* [Exercise brief] How many lines of the records hold the string "JSON"? Reply with the number alone.

* [Dataset records]
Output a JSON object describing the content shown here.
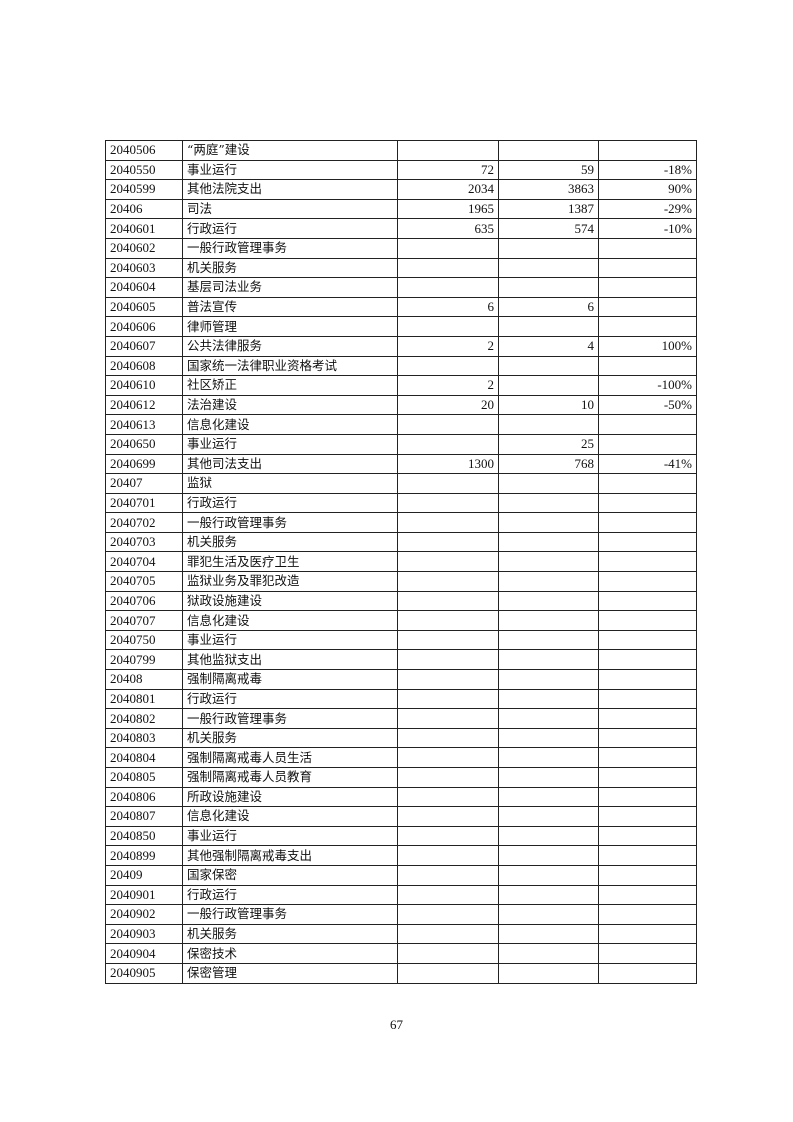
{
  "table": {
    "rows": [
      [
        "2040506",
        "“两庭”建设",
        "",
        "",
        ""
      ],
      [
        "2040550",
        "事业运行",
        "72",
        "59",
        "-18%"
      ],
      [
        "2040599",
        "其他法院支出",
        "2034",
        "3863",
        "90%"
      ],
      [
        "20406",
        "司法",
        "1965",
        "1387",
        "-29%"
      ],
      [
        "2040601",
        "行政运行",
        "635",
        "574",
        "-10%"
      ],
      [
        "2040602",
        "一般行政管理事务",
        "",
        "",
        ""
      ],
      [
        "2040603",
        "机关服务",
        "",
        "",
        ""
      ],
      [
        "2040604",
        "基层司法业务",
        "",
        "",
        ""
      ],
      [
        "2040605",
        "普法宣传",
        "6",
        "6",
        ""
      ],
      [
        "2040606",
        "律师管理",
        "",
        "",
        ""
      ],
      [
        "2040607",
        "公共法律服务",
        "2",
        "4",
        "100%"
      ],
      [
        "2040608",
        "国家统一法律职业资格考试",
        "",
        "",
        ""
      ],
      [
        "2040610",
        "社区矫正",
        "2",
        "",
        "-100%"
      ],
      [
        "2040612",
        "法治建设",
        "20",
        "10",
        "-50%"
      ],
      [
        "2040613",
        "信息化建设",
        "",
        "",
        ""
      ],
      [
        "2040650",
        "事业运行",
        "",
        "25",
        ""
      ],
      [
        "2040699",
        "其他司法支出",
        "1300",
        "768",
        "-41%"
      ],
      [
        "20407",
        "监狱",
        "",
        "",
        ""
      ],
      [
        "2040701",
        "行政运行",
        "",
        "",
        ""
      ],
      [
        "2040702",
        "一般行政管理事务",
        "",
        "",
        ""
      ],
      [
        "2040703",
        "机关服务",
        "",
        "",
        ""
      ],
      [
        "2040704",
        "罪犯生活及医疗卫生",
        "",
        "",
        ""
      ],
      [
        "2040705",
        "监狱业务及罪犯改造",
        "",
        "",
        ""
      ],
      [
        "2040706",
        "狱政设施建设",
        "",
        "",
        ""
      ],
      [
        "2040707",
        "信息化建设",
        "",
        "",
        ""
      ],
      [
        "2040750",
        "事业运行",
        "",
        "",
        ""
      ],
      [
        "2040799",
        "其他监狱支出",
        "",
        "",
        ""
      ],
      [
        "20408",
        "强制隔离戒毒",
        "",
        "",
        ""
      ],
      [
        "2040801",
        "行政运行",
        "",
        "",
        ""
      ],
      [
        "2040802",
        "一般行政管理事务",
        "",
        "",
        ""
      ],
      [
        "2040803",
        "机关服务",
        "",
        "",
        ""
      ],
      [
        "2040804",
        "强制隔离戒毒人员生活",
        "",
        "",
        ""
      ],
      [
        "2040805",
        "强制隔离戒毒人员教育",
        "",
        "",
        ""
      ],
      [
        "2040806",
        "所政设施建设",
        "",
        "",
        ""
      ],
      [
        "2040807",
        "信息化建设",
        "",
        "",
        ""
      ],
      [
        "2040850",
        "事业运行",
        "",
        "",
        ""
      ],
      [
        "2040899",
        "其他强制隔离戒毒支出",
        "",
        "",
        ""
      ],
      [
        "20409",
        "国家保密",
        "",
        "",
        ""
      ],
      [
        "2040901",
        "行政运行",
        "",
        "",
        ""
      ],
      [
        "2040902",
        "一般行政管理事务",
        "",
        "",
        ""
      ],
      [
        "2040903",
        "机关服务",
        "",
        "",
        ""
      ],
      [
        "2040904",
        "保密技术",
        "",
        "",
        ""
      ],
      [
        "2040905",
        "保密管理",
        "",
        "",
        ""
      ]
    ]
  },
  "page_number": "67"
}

--

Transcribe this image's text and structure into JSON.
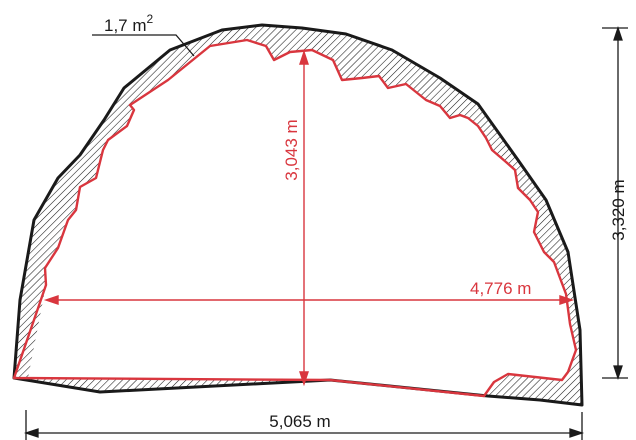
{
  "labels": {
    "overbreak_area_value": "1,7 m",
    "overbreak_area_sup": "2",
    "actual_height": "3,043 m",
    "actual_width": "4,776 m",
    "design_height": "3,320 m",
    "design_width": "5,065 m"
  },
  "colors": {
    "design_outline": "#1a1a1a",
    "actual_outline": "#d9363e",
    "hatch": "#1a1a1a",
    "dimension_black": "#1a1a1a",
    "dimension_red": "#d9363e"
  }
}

* [Correct response] 2